> **Extracted entries**
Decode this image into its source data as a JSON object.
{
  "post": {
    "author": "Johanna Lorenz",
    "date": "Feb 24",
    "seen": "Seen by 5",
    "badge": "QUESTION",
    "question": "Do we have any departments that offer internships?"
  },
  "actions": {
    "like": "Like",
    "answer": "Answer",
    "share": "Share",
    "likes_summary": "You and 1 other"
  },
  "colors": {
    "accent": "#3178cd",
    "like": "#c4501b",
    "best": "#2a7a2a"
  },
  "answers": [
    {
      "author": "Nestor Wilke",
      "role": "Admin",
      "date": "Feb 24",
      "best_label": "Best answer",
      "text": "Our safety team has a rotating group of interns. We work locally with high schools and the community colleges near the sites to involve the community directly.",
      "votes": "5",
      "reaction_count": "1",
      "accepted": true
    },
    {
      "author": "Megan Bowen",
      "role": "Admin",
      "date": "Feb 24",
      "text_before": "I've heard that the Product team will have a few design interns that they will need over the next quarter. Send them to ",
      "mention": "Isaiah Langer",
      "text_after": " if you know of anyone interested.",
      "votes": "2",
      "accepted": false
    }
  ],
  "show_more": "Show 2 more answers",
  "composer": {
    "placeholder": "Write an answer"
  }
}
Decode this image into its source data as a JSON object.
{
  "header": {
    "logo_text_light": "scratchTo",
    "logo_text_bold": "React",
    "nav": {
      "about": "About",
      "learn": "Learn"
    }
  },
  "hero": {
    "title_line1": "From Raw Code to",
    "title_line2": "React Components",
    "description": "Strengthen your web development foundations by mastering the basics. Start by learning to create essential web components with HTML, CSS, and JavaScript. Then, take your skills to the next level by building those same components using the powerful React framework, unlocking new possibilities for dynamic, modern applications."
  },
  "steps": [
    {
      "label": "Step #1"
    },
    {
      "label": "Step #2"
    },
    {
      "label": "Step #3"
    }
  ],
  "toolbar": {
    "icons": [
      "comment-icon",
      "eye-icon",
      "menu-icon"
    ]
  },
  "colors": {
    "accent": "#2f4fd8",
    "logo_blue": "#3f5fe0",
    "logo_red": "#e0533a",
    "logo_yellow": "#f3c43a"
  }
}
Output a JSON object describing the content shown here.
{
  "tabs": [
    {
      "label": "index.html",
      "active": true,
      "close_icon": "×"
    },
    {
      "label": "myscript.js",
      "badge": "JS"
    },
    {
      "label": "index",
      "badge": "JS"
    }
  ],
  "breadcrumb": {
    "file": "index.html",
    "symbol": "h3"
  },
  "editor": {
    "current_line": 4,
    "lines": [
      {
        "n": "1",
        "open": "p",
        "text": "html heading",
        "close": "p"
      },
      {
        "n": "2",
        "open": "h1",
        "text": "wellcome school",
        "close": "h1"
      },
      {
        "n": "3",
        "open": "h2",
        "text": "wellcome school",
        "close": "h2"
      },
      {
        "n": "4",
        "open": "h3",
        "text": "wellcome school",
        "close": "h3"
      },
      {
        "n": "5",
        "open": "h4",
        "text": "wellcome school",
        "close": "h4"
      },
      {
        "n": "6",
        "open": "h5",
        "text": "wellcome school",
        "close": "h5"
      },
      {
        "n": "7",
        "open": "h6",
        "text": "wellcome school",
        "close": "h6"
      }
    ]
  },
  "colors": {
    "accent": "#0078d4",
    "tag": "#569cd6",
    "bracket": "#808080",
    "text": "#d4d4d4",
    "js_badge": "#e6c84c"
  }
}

> **The exercise**
Using the listing above, list every line in which the string "have" occurs.

> **Answer in full**
    "question": "Do we have any departments that offer internships?"
      "text_before": "I've heard that the Product team will have a few design interns that they will need over the next quarter. Send them to ",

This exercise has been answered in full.